### Directions for this task
Extract all the lines below word for word, leaving the pictures out.

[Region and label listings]
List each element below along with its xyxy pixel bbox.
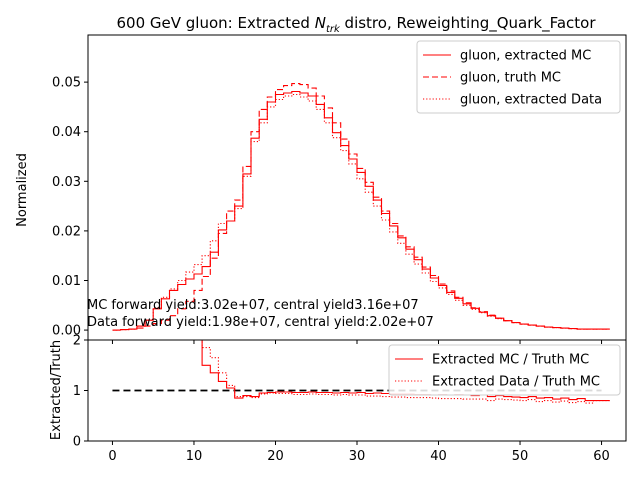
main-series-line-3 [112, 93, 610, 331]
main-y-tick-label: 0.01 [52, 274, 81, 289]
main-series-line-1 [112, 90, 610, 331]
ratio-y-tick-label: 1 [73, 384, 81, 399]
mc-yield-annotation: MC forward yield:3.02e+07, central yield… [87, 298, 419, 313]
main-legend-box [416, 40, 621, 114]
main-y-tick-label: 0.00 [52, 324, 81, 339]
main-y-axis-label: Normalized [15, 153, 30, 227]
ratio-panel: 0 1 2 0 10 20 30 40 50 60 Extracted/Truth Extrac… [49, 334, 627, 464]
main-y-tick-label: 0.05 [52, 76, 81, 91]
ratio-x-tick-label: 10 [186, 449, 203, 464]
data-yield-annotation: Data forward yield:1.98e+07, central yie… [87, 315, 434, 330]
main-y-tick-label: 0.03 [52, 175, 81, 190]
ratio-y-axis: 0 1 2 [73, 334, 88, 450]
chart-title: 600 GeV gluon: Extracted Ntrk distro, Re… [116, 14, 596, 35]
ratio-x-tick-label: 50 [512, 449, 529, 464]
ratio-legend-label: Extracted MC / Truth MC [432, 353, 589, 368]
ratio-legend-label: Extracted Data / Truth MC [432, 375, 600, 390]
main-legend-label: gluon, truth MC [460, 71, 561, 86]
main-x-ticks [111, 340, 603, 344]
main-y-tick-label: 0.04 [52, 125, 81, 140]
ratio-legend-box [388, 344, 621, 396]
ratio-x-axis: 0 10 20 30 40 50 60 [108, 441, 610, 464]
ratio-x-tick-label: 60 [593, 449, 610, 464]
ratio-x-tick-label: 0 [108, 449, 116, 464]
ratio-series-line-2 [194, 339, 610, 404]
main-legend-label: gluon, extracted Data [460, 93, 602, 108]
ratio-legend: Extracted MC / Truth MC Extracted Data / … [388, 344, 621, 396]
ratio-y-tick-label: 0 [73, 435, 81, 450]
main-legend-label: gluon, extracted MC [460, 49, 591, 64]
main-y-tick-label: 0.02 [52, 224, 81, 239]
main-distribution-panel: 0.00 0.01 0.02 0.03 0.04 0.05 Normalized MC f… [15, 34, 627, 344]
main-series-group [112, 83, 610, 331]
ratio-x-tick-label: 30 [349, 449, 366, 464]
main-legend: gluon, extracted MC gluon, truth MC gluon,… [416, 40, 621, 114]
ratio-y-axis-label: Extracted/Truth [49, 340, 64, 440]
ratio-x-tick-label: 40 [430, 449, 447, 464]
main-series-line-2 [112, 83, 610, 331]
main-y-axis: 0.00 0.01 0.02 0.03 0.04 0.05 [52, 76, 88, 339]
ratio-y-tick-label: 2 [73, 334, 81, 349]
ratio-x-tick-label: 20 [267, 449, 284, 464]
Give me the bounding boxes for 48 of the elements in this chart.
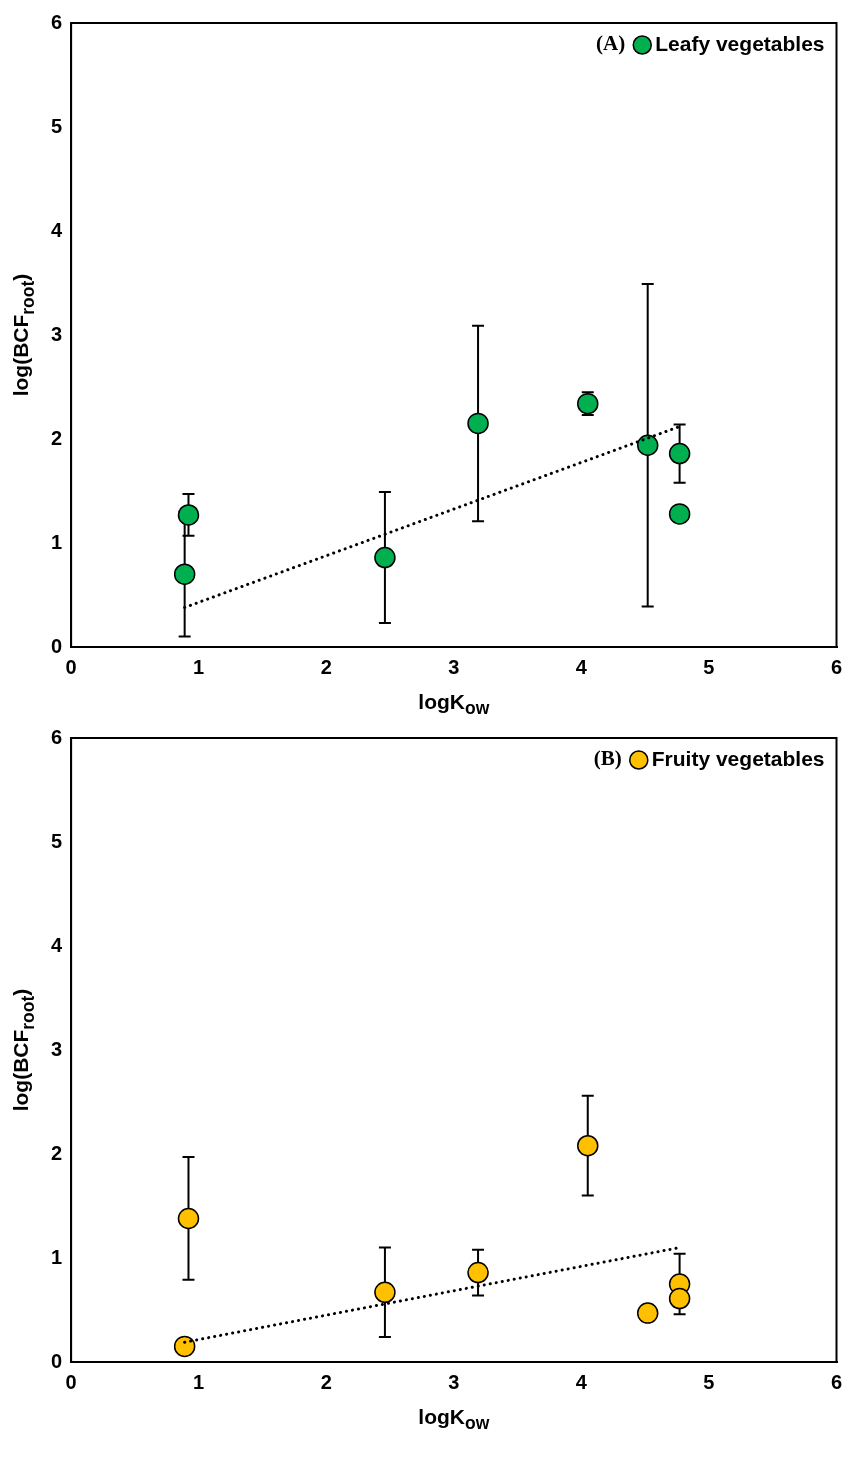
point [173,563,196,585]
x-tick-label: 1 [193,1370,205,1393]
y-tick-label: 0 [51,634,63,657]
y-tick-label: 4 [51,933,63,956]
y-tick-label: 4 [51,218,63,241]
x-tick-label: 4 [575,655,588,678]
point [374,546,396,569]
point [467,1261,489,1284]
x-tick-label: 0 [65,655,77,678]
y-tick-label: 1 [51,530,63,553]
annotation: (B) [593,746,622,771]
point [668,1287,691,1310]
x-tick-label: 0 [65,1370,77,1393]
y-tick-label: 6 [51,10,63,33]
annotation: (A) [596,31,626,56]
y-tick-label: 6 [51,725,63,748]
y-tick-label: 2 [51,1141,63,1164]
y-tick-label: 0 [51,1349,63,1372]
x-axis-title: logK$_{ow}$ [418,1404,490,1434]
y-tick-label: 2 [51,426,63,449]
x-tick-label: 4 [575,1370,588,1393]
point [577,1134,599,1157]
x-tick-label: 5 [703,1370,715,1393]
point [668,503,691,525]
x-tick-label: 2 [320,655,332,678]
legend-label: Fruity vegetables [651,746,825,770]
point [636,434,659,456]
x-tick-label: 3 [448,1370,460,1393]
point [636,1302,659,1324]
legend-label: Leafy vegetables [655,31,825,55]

### Solution
List each element below along with its xyxy pixel bbox.
main-series-line-3 [112, 93, 610, 331]
main-y-tick-label: 0.01 [52, 274, 81, 289]
main-series-line-1 [112, 90, 610, 331]
ratio-y-tick-label: 1 [73, 384, 81, 399]
mc-yield-annotation: MC forward yield:3.02e+07, central yield… [87, 298, 419, 313]
main-legend-box [416, 40, 621, 114]
main-y-tick-label: 0.00 [52, 324, 81, 339]
main-y-axis-label: Normalized [15, 153, 30, 227]
ratio-panel: 0 1 2 0 10 20 30 40 50 60 Extracted/Truth Extrac… [49, 334, 627, 464]
main-y-tick-label: 0.05 [52, 76, 81, 91]
ratio-x-tick-label: 10 [186, 449, 203, 464]
data-yield-annotation: Data forward yield:1.98e+07, central yie… [87, 315, 434, 330]
main-y-tick-label: 0.03 [52, 175, 81, 190]
ratio-y-axis: 0 1 2 [73, 334, 88, 450]
chart-title: 600 GeV gluon: Extracted Ntrk distro, Re… [116, 14, 596, 35]
ratio-x-tick-label: 50 [512, 449, 529, 464]
ratio-legend-label: Extracted MC / Truth MC [432, 353, 589, 368]
ratio-legend-label: Extracted Data / Truth MC [432, 375, 600, 390]
main-legend-label: gluon, truth MC [460, 71, 561, 86]
main-x-ticks [111, 340, 603, 344]
main-y-tick-label: 0.04 [52, 125, 81, 140]
ratio-legend-box [388, 344, 621, 396]
ratio-x-axis: 0 10 20 30 40 50 60 [108, 441, 610, 464]
ratio-x-tick-label: 60 [593, 449, 610, 464]
ratio-x-tick-label: 0 [108, 449, 116, 464]
ratio-series-line-2 [194, 339, 610, 404]
main-legend-label: gluon, extracted Data [460, 93, 602, 108]
ratio-legend: Extracted MC / Truth MC Extracted Data / … [388, 344, 621, 396]
ratio-y-tick-label: 0 [73, 435, 81, 450]
main-legend-label: gluon, extracted MC [460, 49, 591, 64]
main-y-tick-label: 0.02 [52, 224, 81, 239]
main-distribution-panel: 0.00 0.01 0.02 0.03 0.04 0.05 Normalized MC f… [15, 34, 627, 344]
main-series-group [112, 83, 610, 331]
ratio-x-tick-label: 30 [349, 449, 366, 464]
main-legend: gluon, extracted MC gluon, truth MC gluon,… [416, 40, 621, 114]
ratio-y-axis-label: Extracted/Truth [49, 340, 64, 440]
ratio-x-tick-label: 40 [430, 449, 447, 464]
main-series-line-2 [112, 83, 610, 331]
main-y-axis: 0.00 0.01 0.02 0.03 0.04 0.05 [52, 76, 88, 339]
ratio-y-tick-label: 2 [73, 334, 81, 349]
ratio-x-tick-label: 20 [267, 449, 284, 464]
Give me the bounding boxes for 48 of the elements in this chart.
point [173,563,196,585]
x-tick-label: 1 [193,1370,205,1393]
y-tick-label: 0 [51,634,63,657]
y-tick-label: 4 [51,933,63,956]
y-tick-label: 4 [51,218,63,241]
x-tick-label: 4 [575,655,588,678]
point [374,546,396,569]
point [467,1261,489,1284]
x-tick-label: 0 [65,655,77,678]
y-tick-label: 1 [51,530,63,553]
annotation: (B) [593,746,622,771]
point [668,1287,691,1310]
x-tick-label: 0 [65,1370,77,1393]
y-tick-label: 6 [51,10,63,33]
annotation: (A) [596,31,626,56]
y-tick-label: 6 [51,725,63,748]
y-tick-label: 2 [51,1141,63,1164]
y-tick-label: 0 [51,1349,63,1372]
x-axis-title: logK$_{ow}$ [418,1404,490,1434]
y-tick-label: 2 [51,426,63,449]
x-tick-label: 4 [575,1370,588,1393]
point [577,1134,599,1157]
x-tick-label: 5 [703,1370,715,1393]
point [668,503,691,525]
x-tick-label: 2 [320,655,332,678]
legend-label: Fruity vegetables [651,746,825,770]
point [636,434,659,456]
x-tick-label: 3 [448,1370,460,1393]
point [636,1302,659,1324]
legend-label: Leafy vegetables [655,31,825,55]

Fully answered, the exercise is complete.